GIVEN TASK: Can you restate the records below word for word?

MATERIAL TO PROCESS:
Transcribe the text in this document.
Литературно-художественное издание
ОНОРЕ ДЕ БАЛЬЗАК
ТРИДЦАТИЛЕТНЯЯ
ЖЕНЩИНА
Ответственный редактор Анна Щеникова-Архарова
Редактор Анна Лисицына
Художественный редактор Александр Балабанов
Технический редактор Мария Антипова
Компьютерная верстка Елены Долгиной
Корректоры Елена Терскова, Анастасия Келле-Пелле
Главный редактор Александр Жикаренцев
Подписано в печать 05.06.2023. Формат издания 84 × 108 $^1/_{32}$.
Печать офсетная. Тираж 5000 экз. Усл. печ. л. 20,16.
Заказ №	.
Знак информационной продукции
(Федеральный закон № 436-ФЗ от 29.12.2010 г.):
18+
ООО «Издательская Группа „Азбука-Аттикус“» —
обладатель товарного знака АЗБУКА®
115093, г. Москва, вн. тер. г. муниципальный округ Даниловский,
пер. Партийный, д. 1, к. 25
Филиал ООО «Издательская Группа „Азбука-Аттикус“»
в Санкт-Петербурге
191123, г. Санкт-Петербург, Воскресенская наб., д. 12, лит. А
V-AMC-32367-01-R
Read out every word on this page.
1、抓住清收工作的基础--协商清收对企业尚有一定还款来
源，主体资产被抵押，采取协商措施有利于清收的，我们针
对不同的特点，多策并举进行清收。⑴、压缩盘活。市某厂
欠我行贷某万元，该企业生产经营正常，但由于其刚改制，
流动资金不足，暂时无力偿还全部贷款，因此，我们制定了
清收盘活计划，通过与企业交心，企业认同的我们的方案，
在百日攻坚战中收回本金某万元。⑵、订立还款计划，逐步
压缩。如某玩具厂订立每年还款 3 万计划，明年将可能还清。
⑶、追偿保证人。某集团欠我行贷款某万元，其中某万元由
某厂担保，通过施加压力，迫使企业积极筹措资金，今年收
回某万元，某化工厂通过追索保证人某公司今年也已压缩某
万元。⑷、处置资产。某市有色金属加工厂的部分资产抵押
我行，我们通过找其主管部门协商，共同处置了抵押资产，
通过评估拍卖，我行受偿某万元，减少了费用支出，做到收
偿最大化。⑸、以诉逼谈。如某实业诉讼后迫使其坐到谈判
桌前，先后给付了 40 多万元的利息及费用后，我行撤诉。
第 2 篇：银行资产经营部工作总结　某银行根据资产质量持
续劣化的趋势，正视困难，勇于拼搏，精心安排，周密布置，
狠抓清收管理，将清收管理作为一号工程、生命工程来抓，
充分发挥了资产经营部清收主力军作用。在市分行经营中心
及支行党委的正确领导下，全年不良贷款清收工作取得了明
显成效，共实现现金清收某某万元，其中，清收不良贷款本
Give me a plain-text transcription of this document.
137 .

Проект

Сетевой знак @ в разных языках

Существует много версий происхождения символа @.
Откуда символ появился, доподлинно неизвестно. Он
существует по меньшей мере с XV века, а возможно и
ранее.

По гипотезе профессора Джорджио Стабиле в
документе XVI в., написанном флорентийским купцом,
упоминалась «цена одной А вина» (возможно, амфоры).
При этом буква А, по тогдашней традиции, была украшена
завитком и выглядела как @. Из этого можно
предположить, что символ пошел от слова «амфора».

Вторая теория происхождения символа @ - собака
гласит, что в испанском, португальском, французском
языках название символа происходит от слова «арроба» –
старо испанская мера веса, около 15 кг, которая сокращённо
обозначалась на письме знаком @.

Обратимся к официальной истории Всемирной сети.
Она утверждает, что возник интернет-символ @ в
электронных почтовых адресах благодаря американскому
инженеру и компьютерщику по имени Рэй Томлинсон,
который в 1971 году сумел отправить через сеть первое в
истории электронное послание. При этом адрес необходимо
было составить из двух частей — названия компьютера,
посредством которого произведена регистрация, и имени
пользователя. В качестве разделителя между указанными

OUTPUT FOR THIS EXERCISE:
Transcribe the text in this document.
Литературно-художественное издание
ОНОРЕ ДЕ БАЛЬЗАК
ТРИДЦАТИЛЕТНЯЯ
ЖЕНЩИНА
Ответственный редактор Анна Щеникова-Архарова
Редактор Анна Лисицына
Художественный редактор Александр Балабанов
Технический редактор Мария Антипова
Компьютерная верстка Елены Долгиной
Корректоры Елена Терскова, Анастасия Келле-Пелле
Главный редактор Александр Жикаренцев
Подписано в печать 05.06.2023. Формат издания 84 × 108 $^1/_{32}$.
Печать офсетная. Тираж 5000 экз. Усл. печ. л. 20,16.
Заказ №	.
Знак информационной продукции
(Федеральный закон № 436-ФЗ от 29.12.2010 г.):
18+
ООО «Издательская Группа „Азбука-Аттикус“» —
обладатель товарного знака АЗБУКА®
115093, г. Москва, вн. тер. г. муниципальный округ Даниловский,
пер. Партийный, д. 1, к. 25
Филиал ООО «Издательская Группа „Азбука-Аттикус“»
в Санкт-Петербурге
191123, г. Санкт-Петербург, Воскресенская наб., д. 12, лит. А
V-AMC-32367-01-R
Read out every word on this page.
1、抓住清收工作的基础--协商清收对企业尚有一定还款来
源，主体资产被抵押，采取协商措施有利于清收的，我们针
对不同的特点，多策并举进行清收。⑴、压缩盘活。市某厂
欠我行贷某万元，该企业生产经营正常，但由于其刚改制，
流动资金不足，暂时无力偿还全部贷款，因此，我们制定了
清收盘活计划，通过与企业交心，企业认同的我们的方案，
在百日攻坚战中收回本金某万元。⑵、订立还款计划，逐步
压缩。如某玩具厂订立每年还款 3 万计划，明年将可能还清。
⑶、追偿保证人。某集团欠我行贷款某万元，其中某万元由
某厂担保，通过施加压力，迫使企业积极筹措资金，今年收
回某万元，某化工厂通过追索保证人某公司今年也已压缩某
万元。⑷、处置资产。某市有色金属加工厂的部分资产抵押
我行，我们通过找其主管部门协商，共同处置了抵押资产，
通过评估拍卖，我行受偿某万元，减少了费用支出，做到收
偿最大化。⑸、以诉逼谈。如某实业诉讼后迫使其坐到谈判
桌前，先后给付了 40 多万元的利息及费用后，我行撤诉。
第 2 篇：银行资产经营部工作总结　某银行根据资产质量持
续劣化的趋势，正视困难，勇于拼搏，精心安排，周密布置，
狠抓清收管理，将清收管理作为一号工程、生命工程来抓，
充分发挥了资产经营部清收主力军作用。在市分行经营中心
及支行党委的正确领导下，全年不良贷款清收工作取得了明
显成效，共实现现金清收某某万元，其中，清收不良贷款本
Give me a plain-text transcription of this document.
137 .

Проект

Сетевой знак @ в разных языках

Существует много версий происхождения символа @.
Откуда символ появился, доподлинно неизвестно. Он
существует по меньшей мере с XV века, а возможно и
ранее.

По гипотезе профессора Джорджио Стабиле в
документе XVI в., написанном флорентийским купцом,
упоминалась «цена одной А вина» (возможно, амфоры).
При этом буква А, по тогдашней традиции, была украшена
завитком и выглядела как @. Из этого можно
предположить, что символ пошел от слова «амфора».

Вторая теория происхождения символа @ - собака
гласит, что в испанском, португальском, французском
языках название символа происходит от слова «арроба» –
старо испанская мера веса, около 15 кг, которая сокращённо
обозначалась на письме знаком @.

Обратимся к официальной истории Всемирной сети.
Она утверждает, что возник интернет-символ @ в
электронных почтовых адресах благодаря американскому
инженеру и компьютерщику по имени Рэй Томлинсон,
который в 1971 году сумел отправить через сеть первое в
истории электронное послание. При этом адрес необходимо
было составить из двух частей — названия компьютера,
посредством которого произведена регистрация, и имени
пользователя. В качестве разделителя между указанными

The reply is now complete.